[Stored data]
★ ★ ★ ★ ★

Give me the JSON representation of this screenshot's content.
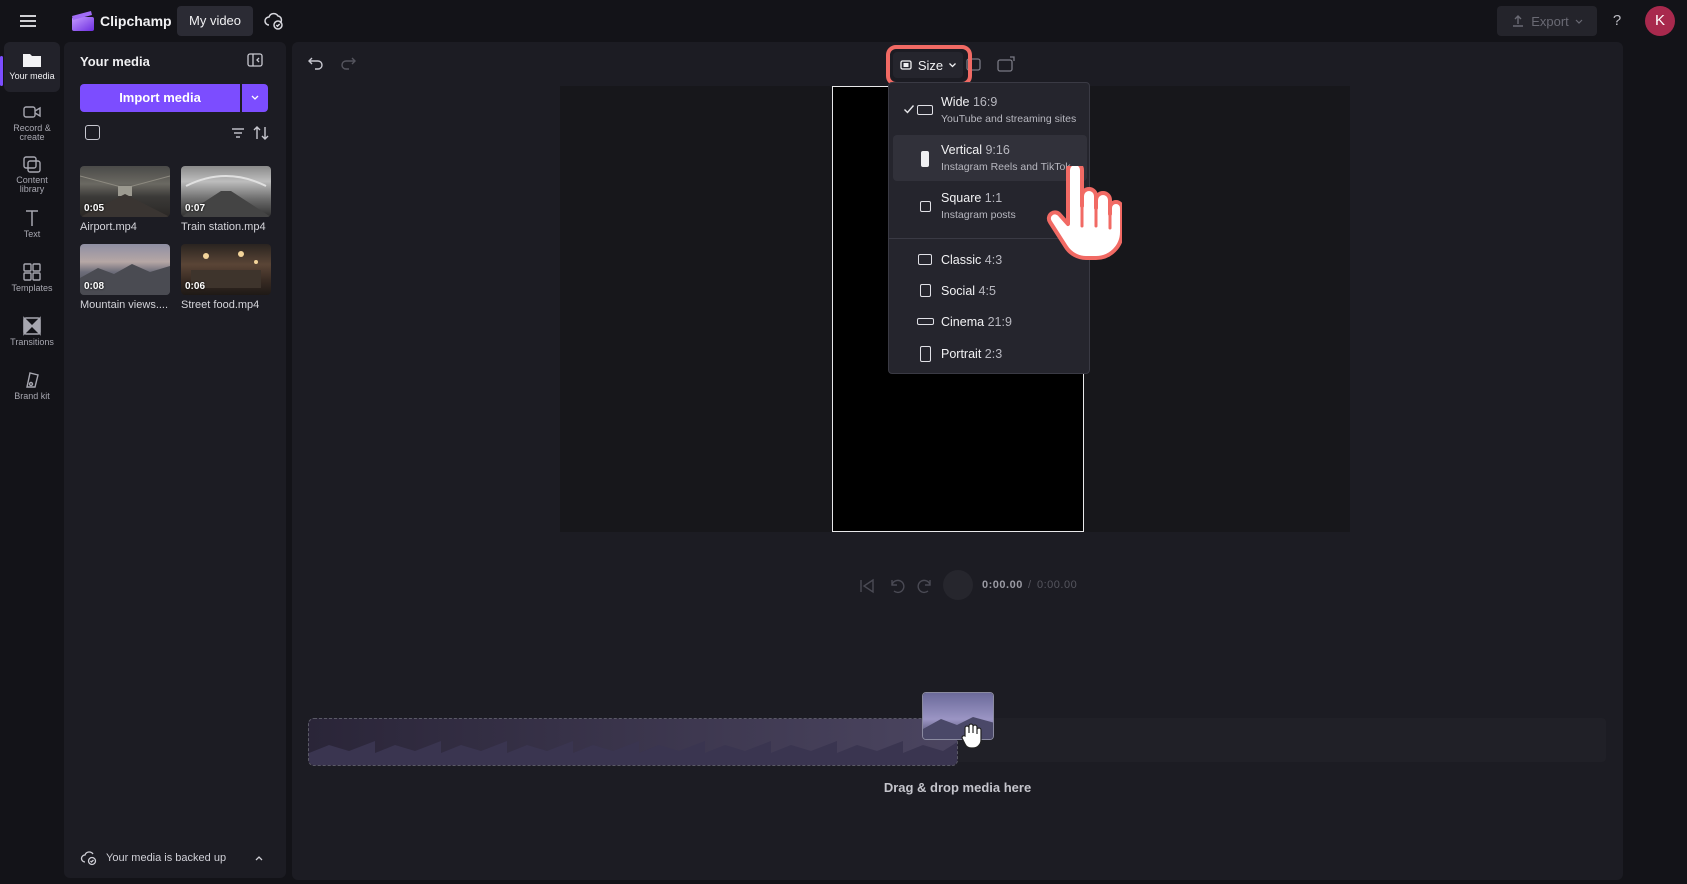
{
  "app": {
    "name": "Clipchamp",
    "project_title": "My video",
    "avatar_initial": "K",
    "accent_color": "#7c4dff",
    "highlight_color": "#f16a64"
  },
  "topbar": {
    "export_label": "Export",
    "help_glyph": "?"
  },
  "nav": {
    "items": [
      {
        "label": "Your media",
        "icon": "folder-icon"
      },
      {
        "label": "Record & create",
        "icon": "camera-icon"
      },
      {
        "label": "Content library",
        "icon": "library-icon"
      },
      {
        "label": "Text",
        "icon": "text-icon"
      },
      {
        "label": "Templates",
        "icon": "templates-icon"
      },
      {
        "label": "Transitions",
        "icon": "transitions-icon"
      },
      {
        "label": "Brand kit",
        "icon": "brand-kit-icon"
      }
    ]
  },
  "media": {
    "title": "Your media",
    "import_label": "Import media",
    "items": [
      {
        "name": "Airport.mp4",
        "duration": "0:05"
      },
      {
        "name": "Train station.mp4",
        "duration": "0:07"
      },
      {
        "name": "Mountain views....",
        "duration": "0:08"
      },
      {
        "name": "Street food.mp4",
        "duration": "0:06"
      }
    ],
    "backup_text": "Your media is backed up"
  },
  "size_menu": {
    "button_label": "Size",
    "options": [
      {
        "label": "Wide",
        "ratio": "16:9",
        "desc": "YouTube and streaming sites",
        "checked": true
      },
      {
        "label": "Vertical",
        "ratio": "9:16",
        "desc": "Instagram Reels and TikTok",
        "hovered": true
      },
      {
        "label": "Square",
        "ratio": "1:1",
        "desc": "Instagram posts"
      },
      {
        "label": "Classic",
        "ratio": "4:3"
      },
      {
        "label": "Social",
        "ratio": "4:5"
      },
      {
        "label": "Cinema",
        "ratio": "21:9"
      },
      {
        "label": "Portrait",
        "ratio": "2:3"
      }
    ]
  },
  "playback": {
    "current_time": "0:00.00",
    "separator": "/",
    "total_time": "0:00.00"
  },
  "timeline": {
    "drop_text": "Drag & drop media here"
  }
}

★ ★ ★ ★ ★

→ Task description
Across the entries, how many lines hold the word "name"? Say only the number.

→ Solution to this problem
5